__TO DO__:
Your answer should be only a number: how many lines include the word "сайт".

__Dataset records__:

Begin

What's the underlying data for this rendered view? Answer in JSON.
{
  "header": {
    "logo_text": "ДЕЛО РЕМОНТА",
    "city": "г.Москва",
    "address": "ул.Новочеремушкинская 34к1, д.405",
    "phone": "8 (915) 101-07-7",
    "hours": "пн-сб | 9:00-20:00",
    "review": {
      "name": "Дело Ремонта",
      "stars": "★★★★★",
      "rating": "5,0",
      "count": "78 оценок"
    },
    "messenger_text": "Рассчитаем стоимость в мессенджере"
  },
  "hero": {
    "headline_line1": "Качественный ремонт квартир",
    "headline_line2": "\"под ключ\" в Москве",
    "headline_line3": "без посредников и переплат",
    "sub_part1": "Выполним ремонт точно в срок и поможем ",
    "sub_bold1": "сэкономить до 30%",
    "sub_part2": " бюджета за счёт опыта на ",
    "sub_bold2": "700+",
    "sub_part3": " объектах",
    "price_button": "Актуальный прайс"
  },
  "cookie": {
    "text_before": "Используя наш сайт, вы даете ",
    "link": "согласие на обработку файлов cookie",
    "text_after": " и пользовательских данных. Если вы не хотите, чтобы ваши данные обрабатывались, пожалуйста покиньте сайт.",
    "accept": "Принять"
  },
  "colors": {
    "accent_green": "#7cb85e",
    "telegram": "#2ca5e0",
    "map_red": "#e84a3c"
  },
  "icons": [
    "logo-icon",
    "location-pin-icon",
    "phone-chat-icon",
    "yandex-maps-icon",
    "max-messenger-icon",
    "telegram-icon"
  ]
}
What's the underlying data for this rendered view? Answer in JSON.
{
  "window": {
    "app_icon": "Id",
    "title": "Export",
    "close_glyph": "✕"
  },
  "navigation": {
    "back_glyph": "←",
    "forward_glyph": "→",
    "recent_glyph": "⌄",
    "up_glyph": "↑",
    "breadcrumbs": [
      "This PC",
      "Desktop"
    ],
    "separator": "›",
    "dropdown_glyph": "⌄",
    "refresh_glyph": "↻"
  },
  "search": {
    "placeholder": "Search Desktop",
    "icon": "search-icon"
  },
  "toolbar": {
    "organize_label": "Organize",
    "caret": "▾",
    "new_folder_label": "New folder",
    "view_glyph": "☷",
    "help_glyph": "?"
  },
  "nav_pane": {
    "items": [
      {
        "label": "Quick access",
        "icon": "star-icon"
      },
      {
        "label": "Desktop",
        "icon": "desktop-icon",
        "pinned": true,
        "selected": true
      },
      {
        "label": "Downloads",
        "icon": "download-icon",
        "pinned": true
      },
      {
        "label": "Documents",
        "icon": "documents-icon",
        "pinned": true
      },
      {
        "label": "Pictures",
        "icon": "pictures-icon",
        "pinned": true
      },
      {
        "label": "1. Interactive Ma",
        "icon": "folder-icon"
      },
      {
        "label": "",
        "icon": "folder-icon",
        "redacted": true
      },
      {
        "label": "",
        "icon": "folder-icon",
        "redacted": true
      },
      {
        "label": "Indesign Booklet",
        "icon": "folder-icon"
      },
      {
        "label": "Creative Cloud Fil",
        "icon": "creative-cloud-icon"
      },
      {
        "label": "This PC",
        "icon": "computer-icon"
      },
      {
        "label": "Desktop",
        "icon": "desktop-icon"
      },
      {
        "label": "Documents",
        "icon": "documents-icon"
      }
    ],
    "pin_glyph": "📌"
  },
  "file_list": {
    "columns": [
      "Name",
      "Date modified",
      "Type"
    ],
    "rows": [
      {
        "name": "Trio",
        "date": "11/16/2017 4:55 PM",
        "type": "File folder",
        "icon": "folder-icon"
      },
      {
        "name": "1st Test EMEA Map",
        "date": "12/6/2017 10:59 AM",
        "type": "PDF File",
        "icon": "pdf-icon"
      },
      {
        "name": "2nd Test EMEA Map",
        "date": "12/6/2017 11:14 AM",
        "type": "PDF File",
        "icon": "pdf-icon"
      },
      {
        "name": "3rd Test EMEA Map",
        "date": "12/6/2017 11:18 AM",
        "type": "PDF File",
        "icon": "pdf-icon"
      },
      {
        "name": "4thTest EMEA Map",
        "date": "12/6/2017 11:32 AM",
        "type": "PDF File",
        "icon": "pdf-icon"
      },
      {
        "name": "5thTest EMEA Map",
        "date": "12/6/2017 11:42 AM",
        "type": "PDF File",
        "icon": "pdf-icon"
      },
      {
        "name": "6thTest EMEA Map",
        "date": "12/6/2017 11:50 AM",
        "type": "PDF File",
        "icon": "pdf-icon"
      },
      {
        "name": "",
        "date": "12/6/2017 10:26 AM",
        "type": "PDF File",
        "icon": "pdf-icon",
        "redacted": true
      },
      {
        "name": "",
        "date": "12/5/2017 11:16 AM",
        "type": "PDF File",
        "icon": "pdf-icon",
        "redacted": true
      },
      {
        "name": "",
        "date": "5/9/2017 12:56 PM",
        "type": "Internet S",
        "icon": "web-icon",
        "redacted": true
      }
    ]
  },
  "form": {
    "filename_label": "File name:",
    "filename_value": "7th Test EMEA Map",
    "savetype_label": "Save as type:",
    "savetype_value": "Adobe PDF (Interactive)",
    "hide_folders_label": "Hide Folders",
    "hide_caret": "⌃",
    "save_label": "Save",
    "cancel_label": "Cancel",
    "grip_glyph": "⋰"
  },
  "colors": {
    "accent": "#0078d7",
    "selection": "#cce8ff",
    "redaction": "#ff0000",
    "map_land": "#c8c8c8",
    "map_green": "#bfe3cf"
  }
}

End

__SOLVED PROBLEM__:
2